→ Problem
Sift the listing for lines that hold the string "accent" and pull them out.

##### Record extracts

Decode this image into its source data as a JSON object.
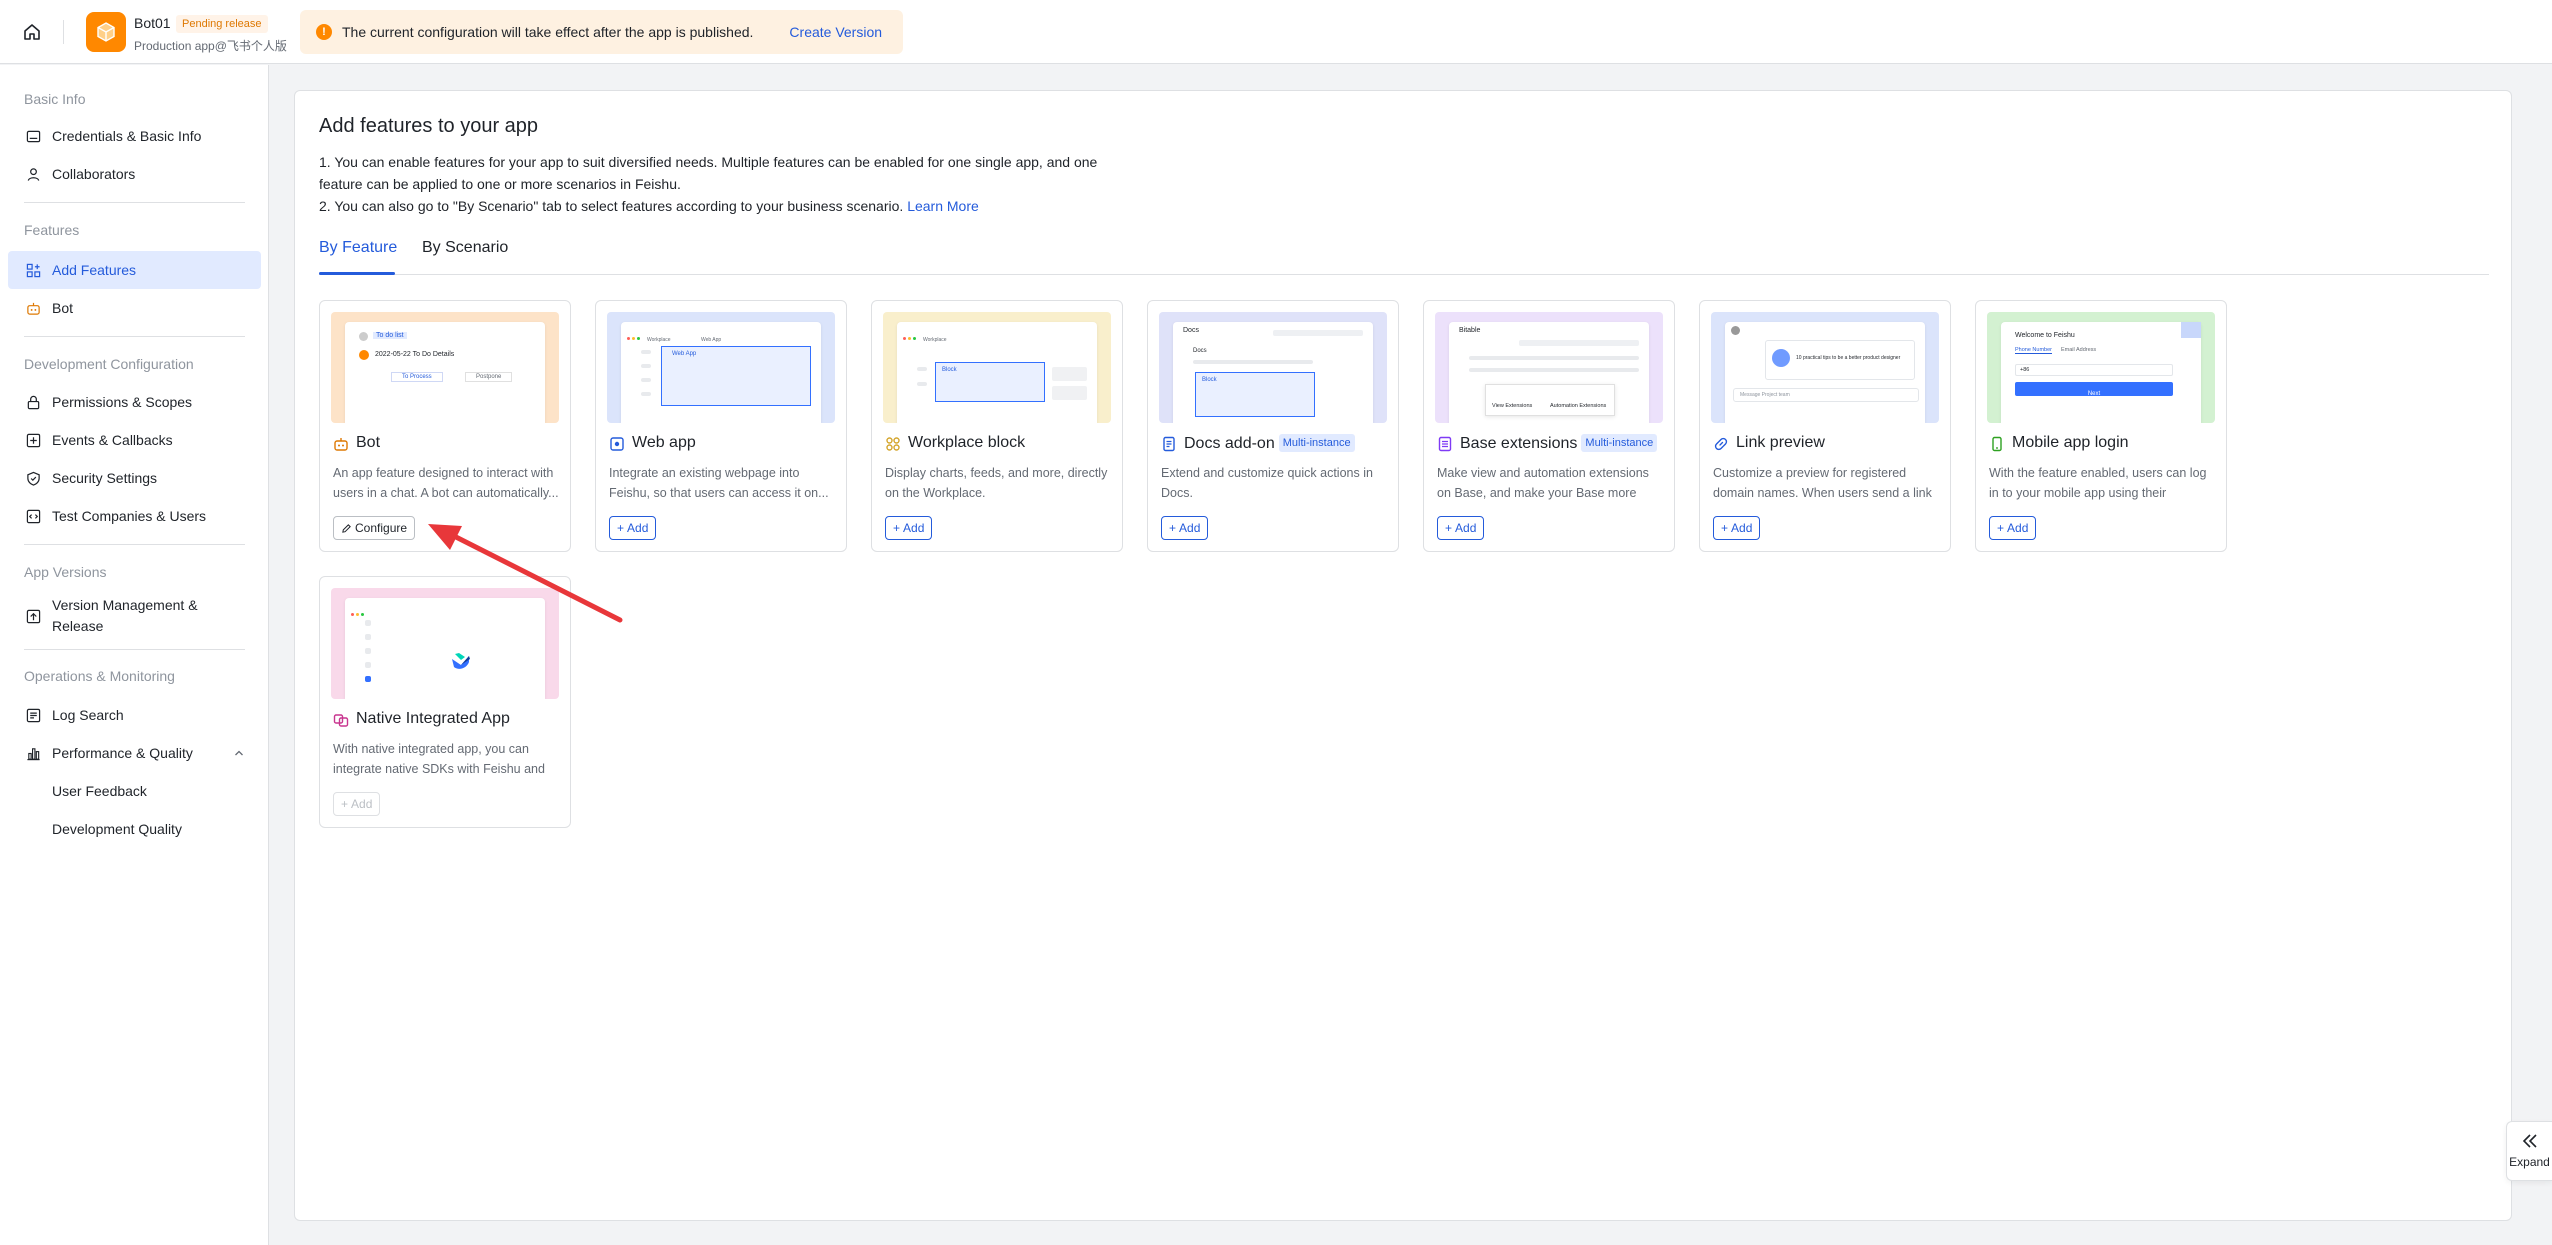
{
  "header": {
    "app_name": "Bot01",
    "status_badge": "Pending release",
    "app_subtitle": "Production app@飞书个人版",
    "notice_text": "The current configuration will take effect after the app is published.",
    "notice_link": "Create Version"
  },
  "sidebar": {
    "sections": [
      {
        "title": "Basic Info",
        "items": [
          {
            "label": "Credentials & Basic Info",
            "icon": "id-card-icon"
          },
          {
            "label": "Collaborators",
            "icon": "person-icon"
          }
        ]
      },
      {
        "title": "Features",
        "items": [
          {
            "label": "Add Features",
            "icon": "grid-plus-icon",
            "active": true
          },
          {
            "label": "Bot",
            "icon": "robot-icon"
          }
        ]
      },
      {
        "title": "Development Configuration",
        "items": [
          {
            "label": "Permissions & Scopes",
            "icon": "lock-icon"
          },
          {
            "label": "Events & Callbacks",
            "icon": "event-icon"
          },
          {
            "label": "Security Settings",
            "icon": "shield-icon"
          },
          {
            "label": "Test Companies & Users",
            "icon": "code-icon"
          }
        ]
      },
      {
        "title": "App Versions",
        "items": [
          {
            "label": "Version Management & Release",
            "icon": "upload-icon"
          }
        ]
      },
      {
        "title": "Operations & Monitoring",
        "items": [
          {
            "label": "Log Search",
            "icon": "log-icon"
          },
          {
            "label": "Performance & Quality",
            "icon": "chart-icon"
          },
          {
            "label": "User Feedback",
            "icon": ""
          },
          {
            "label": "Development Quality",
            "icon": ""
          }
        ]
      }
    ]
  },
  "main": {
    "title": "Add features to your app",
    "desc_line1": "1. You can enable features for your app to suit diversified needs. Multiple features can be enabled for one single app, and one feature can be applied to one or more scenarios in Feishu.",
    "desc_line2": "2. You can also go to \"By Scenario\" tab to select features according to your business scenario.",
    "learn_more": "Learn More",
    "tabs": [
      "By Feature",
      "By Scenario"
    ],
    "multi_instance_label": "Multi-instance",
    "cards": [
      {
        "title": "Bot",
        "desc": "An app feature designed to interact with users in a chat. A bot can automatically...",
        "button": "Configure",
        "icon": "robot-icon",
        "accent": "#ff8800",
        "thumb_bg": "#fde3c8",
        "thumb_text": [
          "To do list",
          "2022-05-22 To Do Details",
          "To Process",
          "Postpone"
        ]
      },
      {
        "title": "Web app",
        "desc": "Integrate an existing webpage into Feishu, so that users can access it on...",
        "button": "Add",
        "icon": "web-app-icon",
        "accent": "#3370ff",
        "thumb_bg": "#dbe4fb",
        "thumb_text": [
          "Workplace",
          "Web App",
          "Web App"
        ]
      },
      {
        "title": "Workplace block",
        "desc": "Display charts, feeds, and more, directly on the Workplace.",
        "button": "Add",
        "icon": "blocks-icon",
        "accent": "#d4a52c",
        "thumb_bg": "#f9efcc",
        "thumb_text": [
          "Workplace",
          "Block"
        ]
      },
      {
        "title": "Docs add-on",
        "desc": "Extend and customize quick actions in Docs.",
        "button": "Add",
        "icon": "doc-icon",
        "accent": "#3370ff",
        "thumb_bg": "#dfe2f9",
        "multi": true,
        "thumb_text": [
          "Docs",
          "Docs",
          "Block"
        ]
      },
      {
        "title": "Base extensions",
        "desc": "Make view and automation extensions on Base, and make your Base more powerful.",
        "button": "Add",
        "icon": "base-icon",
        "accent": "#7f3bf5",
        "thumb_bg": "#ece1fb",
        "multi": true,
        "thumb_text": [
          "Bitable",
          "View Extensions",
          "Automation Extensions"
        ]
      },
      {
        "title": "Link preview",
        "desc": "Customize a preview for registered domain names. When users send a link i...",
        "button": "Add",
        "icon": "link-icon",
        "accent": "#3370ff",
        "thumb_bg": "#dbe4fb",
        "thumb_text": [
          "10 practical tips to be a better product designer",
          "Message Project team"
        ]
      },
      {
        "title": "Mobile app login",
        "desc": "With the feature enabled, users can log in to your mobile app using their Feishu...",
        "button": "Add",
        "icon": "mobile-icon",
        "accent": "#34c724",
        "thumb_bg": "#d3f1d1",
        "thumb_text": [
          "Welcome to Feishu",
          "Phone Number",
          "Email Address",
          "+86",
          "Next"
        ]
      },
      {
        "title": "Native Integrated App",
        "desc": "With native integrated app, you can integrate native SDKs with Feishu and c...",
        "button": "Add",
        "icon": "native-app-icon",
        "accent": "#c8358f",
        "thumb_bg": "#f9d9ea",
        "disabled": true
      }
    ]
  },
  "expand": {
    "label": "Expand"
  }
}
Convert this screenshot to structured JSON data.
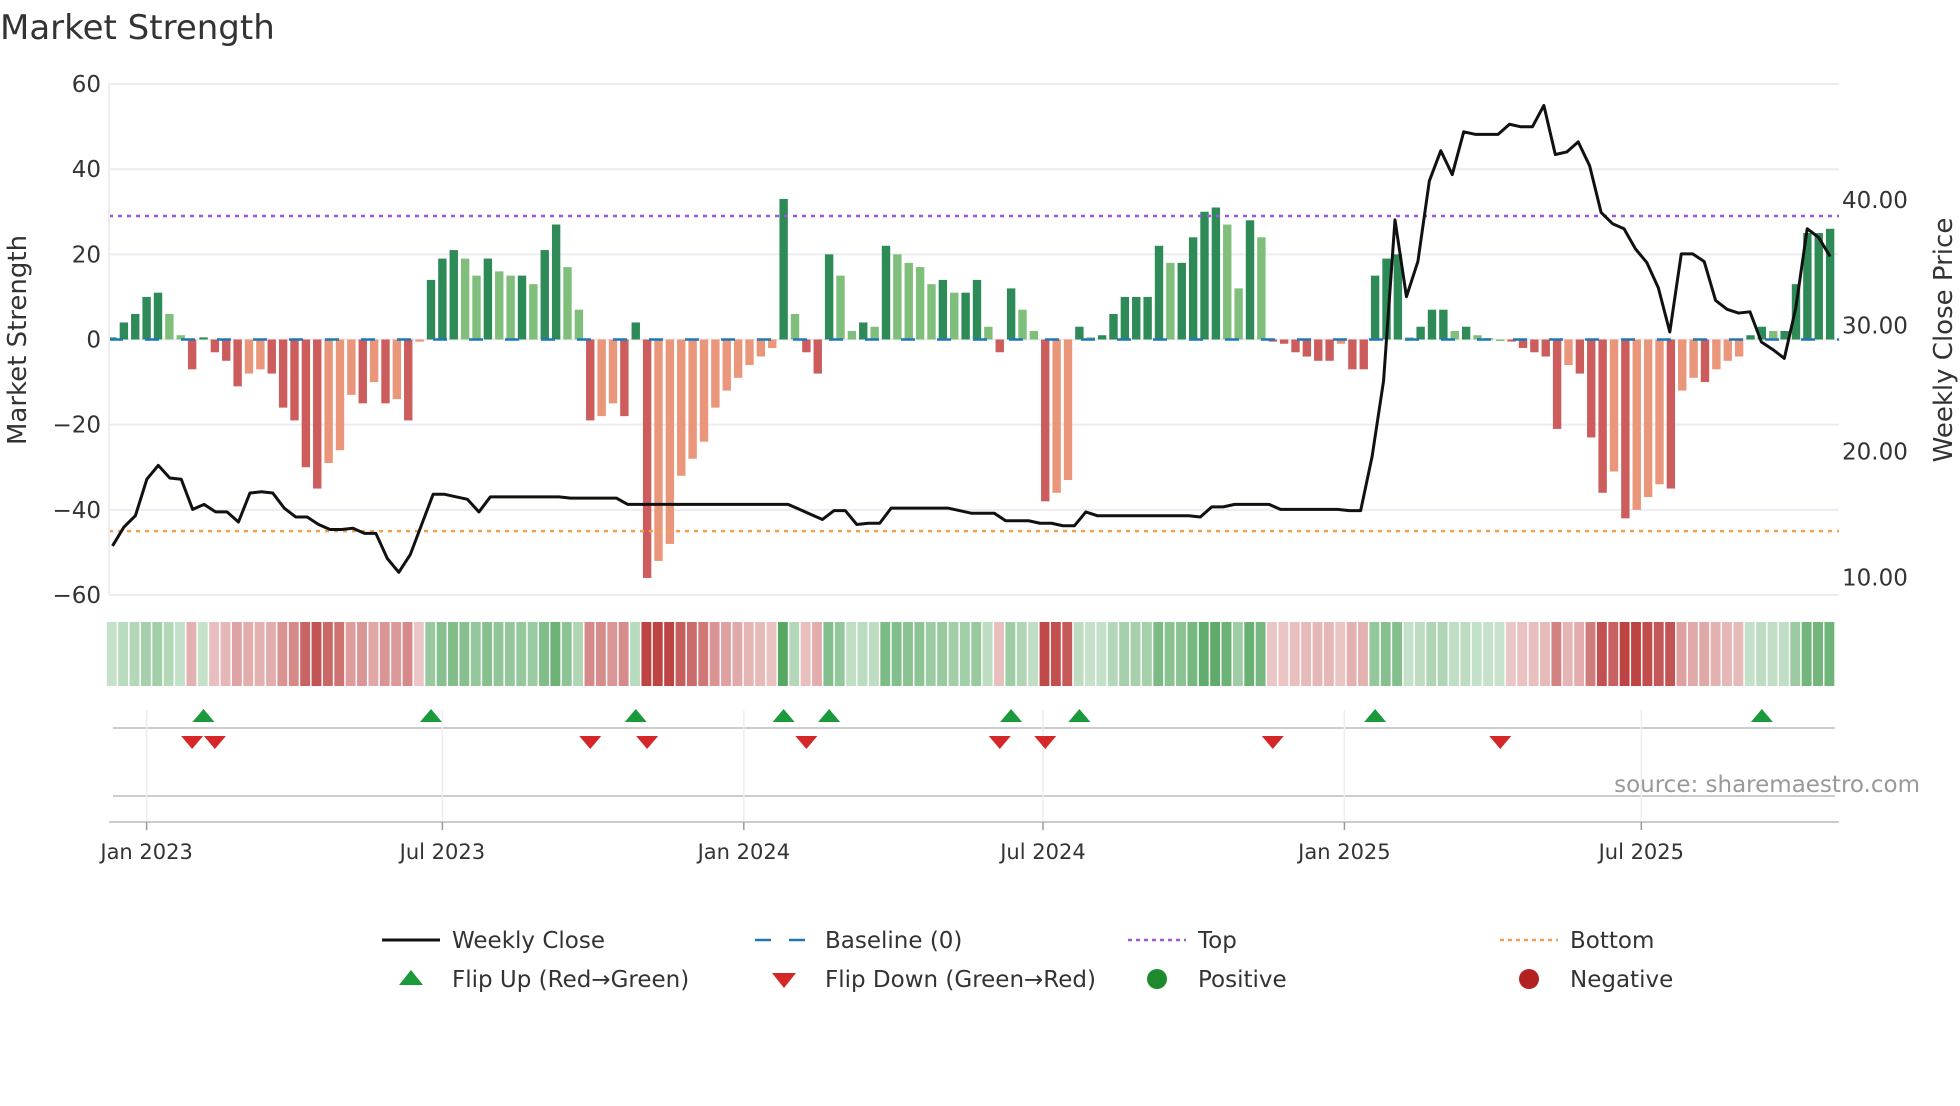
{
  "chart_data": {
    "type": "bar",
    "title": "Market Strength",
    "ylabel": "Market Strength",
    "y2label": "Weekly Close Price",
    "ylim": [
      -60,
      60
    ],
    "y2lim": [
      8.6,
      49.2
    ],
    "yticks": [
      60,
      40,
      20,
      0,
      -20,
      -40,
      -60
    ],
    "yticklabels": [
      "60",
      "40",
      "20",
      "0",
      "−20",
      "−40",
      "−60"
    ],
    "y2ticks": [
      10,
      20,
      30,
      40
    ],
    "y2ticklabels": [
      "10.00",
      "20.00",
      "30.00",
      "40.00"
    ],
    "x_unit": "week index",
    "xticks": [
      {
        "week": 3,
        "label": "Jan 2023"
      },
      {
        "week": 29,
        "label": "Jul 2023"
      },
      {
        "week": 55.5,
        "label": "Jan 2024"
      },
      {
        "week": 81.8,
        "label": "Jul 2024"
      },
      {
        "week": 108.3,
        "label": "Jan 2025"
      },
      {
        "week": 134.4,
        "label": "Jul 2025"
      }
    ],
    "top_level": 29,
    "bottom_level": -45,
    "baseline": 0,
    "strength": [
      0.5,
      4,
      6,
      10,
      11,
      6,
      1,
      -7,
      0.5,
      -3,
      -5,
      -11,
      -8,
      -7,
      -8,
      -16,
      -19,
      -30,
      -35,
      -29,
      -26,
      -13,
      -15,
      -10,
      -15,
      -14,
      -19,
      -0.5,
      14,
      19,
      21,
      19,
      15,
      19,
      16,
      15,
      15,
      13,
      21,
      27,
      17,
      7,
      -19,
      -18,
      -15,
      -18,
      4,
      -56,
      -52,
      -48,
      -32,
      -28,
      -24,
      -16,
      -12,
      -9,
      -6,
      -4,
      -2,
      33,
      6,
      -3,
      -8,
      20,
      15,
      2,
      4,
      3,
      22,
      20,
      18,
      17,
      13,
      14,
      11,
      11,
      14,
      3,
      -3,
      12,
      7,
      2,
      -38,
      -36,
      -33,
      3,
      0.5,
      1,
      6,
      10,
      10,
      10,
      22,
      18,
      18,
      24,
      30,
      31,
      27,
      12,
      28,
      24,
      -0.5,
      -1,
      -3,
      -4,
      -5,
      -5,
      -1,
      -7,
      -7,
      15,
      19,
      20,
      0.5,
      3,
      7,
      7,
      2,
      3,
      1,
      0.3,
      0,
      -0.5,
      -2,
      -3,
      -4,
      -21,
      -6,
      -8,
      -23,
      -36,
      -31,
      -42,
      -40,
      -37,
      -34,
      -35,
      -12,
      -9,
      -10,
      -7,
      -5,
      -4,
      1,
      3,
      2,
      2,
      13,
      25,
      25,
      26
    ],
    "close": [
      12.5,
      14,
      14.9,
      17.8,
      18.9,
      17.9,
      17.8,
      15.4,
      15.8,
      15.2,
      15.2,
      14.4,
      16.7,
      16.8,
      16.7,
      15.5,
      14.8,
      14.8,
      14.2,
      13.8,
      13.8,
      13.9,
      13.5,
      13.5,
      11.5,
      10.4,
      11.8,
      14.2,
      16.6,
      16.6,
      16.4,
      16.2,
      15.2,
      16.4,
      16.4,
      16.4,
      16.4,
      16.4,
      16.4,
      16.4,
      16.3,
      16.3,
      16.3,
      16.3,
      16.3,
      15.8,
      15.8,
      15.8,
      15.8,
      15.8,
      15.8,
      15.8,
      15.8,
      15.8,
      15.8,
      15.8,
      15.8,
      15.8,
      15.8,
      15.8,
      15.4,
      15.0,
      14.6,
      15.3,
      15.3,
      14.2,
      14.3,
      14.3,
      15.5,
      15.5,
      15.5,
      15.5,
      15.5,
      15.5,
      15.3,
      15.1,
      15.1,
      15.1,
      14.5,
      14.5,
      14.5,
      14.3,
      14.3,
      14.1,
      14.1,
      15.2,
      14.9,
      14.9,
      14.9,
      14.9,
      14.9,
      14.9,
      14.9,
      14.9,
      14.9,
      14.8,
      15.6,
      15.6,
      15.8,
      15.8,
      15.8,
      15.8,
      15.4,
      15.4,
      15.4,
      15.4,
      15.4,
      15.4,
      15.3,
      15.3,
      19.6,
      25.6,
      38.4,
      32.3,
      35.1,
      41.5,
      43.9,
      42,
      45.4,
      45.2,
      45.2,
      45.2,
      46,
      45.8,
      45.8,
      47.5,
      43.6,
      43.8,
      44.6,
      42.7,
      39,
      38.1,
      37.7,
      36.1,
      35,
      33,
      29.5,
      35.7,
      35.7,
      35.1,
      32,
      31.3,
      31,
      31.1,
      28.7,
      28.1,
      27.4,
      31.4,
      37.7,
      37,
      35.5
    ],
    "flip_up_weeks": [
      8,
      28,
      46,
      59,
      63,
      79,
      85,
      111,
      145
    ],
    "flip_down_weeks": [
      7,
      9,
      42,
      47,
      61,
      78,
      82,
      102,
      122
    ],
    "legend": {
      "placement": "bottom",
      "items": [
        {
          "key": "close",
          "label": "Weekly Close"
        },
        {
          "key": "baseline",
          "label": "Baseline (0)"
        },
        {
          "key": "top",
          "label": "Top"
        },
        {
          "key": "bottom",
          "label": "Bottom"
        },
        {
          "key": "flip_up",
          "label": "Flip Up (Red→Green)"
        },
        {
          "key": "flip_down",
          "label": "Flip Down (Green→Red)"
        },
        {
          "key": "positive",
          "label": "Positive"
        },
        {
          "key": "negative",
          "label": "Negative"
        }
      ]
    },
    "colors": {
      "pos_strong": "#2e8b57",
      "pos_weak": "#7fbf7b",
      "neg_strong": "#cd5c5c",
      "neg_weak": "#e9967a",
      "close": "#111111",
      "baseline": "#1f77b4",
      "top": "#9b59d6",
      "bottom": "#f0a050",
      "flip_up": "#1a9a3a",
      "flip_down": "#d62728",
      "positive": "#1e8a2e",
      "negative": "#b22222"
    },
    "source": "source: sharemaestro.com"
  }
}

##########

→ The completed task
        "accent": "#ff8800",
        "accent": "#3370ff",
        "accent": "#d4a52c",
        "accent": "#3370ff",
        "accent": "#7f3bf5",
        "accent": "#3370ff",
        "accent": "#34c724",
        "accent": "#c8358f",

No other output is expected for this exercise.